• _WHAT IS ASKED_: Can the data below be echoed back word for word?

====== RECORDS

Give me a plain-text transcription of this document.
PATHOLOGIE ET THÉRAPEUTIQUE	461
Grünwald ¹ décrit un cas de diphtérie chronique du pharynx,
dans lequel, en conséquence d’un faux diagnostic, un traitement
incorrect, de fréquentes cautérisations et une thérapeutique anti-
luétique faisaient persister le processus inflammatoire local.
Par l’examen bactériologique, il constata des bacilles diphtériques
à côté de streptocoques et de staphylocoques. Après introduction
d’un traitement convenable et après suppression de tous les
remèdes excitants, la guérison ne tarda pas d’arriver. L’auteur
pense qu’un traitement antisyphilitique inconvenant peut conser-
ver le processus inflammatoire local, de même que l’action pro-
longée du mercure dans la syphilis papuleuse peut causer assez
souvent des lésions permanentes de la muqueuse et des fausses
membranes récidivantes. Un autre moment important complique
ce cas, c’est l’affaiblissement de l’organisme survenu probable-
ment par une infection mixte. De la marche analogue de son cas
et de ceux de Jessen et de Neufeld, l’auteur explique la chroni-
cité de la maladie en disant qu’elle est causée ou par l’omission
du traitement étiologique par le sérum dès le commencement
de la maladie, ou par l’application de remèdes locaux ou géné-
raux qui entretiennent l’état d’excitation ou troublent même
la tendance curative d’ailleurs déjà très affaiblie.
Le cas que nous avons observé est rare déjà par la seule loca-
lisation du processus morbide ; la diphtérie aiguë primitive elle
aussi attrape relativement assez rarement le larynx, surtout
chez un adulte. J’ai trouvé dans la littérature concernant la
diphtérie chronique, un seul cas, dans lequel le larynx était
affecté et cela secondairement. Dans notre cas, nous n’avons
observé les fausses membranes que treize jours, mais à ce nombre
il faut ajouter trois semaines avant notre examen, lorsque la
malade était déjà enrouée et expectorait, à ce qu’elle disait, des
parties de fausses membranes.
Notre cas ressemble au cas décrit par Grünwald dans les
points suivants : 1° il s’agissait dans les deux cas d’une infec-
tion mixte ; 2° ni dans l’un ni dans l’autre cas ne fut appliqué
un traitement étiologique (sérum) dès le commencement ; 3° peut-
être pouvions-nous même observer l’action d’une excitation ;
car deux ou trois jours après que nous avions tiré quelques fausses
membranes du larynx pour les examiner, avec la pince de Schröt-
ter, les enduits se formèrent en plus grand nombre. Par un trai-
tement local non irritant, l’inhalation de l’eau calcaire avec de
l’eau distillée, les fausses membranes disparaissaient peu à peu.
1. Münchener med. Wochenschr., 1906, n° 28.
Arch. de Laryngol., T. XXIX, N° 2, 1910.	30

============

• _EXERCISE SOLUTION_:
Give me a plain-text transcription of this document.
PATHOLOGIE ET THÉRAPEUTIQUE	461
Grünwald ¹ décrit un cas de diphtérie chronique du pharynx,
dans lequel, en conséquence d’un faux diagnostic, un traitement
incorrect, de fréquentes cautérisations et une thérapeutique anti-
luétique faisaient persister le processus inflammatoire local.
Par l’examen bactériologique, il constata des bacilles diphtériques
à côté de streptocoques et de staphylocoques. Après introduction
d’un traitement convenable et après suppression de tous les
remèdes excitants, la guérison ne tarda pas d’arriver. L’auteur
pense qu’un traitement antisyphilitique inconvenant peut conser-
ver le processus inflammatoire local, de même que l’action pro-
longée du mercure dans la syphilis papuleuse peut causer assez
souvent des lésions permanentes de la muqueuse et des fausses
membranes récidivantes. Un autre moment important complique
ce cas, c’est l’affaiblissement de l’organisme survenu probable-
ment par une infection mixte. De la marche analogue de son cas
et de ceux de Jessen et de Neufeld, l’auteur explique la chroni-
cité de la maladie en disant qu’elle est causée ou par l’omission
du traitement étiologique par le sérum dès le commencement
de la maladie, ou par l’application de remèdes locaux ou géné-
raux qui entretiennent l’état d’excitation ou troublent même
la tendance curative d’ailleurs déjà très affaiblie.
Le cas que nous avons observé est rare déjà par la seule loca-
lisation du processus morbide ; la diphtérie aiguë primitive elle
aussi attrape relativement assez rarement le larynx, surtout
chez un adulte. J’ai trouvé dans la littérature concernant la
diphtérie chronique, un seul cas, dans lequel le larynx était
affecté et cela secondairement. Dans notre cas, nous n’avons
observé les fausses membranes que treize jours, mais à ce nombre
il faut ajouter trois semaines avant notre examen, lorsque la
malade était déjà enrouée et expectorait, à ce qu’elle disait, des
parties de fausses membranes.
Notre cas ressemble au cas décrit par Grünwald dans les
points suivants : 1° il s’agissait dans les deux cas d’une infec-
tion mixte ; 2° ni dans l’un ni dans l’autre cas ne fut appliqué
un traitement étiologique (sérum) dès le commencement ; 3° peut-
être pouvions-nous même observer l’action d’une excitation ;
car deux ou trois jours après que nous avions tiré quelques fausses
membranes du larynx pour les examiner, avec la pince de Schröt-
ter, les enduits se formèrent en plus grand nombre. Par un trai-
tement local non irritant, l’inhalation de l’eau calcaire avec de
l’eau distillée, les fausses membranes disparaissaient peu à peu.
1. Münchener med. Wochenschr., 1906, n° 28.
Arch. de Laryngol., T. XXIX, N° 2, 1910.	30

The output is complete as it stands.